**Objective:** Exactly the lines from the line that has "Give me a plain-text" through the final line below are to be retyped, and the pictures are not.

**Supplied material:**
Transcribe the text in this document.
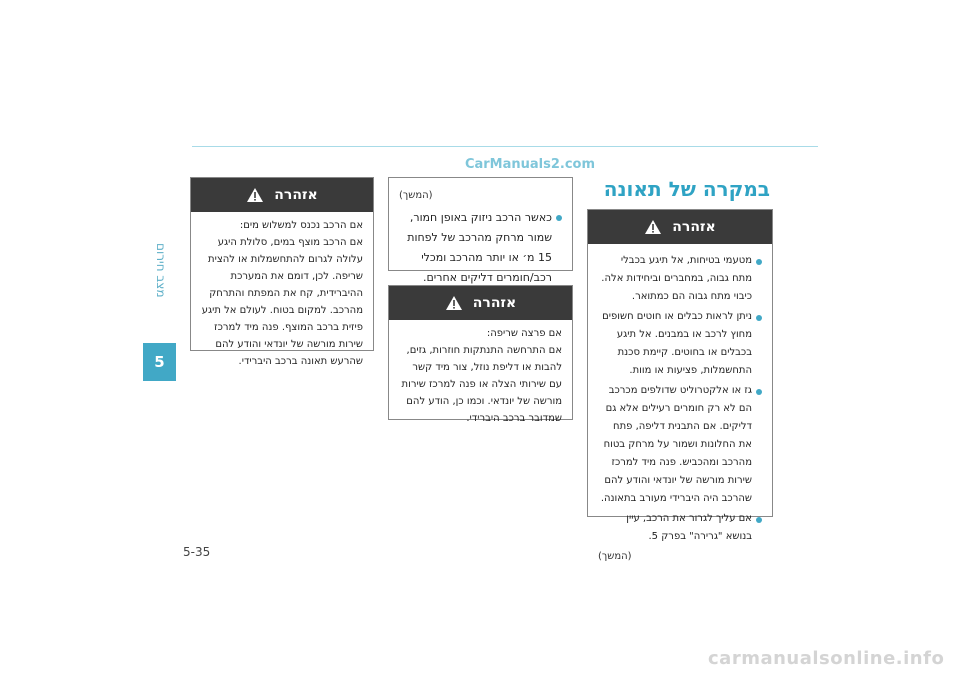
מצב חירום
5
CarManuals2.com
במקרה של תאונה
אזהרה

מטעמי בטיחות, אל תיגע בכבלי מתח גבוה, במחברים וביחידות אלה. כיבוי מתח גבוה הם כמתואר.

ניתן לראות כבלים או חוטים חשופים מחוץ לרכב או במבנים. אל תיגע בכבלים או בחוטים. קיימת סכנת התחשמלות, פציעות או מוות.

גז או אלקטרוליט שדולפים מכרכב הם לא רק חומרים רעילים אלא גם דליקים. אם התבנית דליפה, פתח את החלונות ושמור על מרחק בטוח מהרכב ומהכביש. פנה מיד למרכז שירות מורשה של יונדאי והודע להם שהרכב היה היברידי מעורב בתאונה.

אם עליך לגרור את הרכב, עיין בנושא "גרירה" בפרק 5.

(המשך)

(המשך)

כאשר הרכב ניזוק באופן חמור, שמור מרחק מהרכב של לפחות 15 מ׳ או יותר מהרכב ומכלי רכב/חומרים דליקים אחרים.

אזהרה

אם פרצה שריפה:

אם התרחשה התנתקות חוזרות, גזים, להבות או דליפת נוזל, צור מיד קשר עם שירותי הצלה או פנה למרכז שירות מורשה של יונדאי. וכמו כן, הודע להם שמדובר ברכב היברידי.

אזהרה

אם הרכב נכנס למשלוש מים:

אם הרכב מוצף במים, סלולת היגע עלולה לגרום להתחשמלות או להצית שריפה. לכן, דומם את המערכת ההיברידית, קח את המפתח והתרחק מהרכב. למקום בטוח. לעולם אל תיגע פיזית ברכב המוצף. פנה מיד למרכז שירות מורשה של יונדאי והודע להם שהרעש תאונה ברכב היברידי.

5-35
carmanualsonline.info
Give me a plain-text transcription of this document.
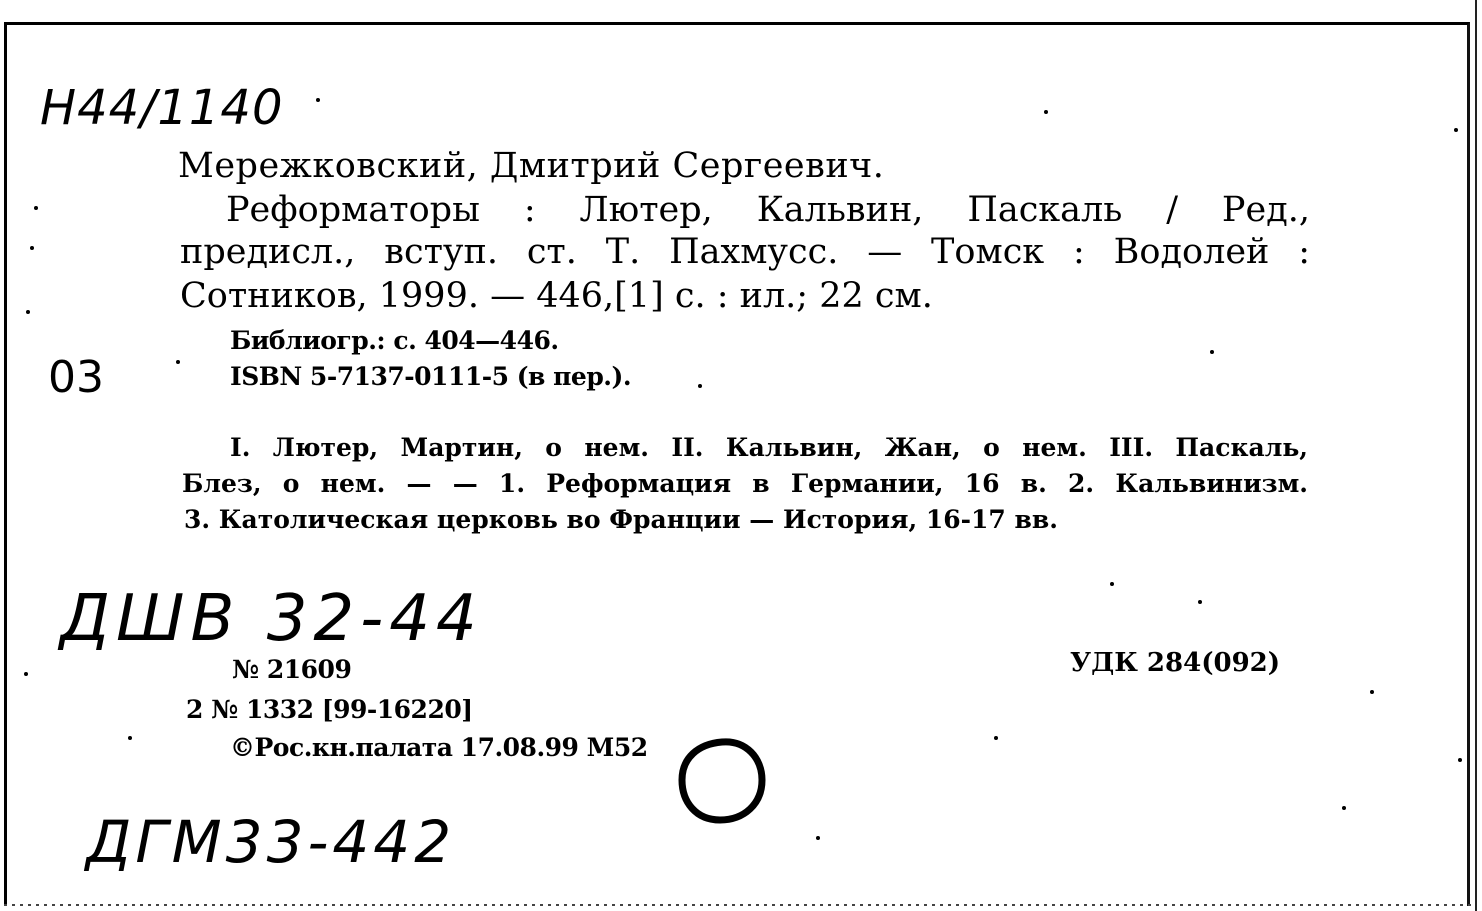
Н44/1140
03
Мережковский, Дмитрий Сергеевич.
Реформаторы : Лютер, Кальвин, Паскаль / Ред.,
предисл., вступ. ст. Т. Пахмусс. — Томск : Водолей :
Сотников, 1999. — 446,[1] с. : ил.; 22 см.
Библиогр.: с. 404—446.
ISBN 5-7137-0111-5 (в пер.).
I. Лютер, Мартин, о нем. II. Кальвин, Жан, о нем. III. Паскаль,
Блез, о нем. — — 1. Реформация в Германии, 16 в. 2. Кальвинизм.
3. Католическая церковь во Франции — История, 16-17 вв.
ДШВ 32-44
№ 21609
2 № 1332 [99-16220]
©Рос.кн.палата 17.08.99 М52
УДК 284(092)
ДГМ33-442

**Written answer:**
Give me a plain-text transcription of this document.
Н44/1140
03
Мережковский, Дмитрий Сергеевич.
Реформаторы : Лютер, Кальвин, Паскаль / Ред.,
предисл., вступ. ст. Т. Пахмусс. — Томск : Водолей :
Сотников, 1999. — 446,[1] с. : ил.; 22 см.
Библиогр.: с. 404—446.
ISBN 5-7137-0111-5 (в пер.).
I. Лютер, Мартин, о нем. II. Кальвин, Жан, о нем. III. Паскаль,
Блез, о нем. — — 1. Реформация в Германии, 16 в. 2. Кальвинизм.
3. Католическая церковь во Франции — История, 16-17 вв.
ДШВ 32-44
№ 21609
2 № 1332 [99-16220]
©Рос.кн.палата 17.08.99 М52
УДК 284(092)
ДГМ33-442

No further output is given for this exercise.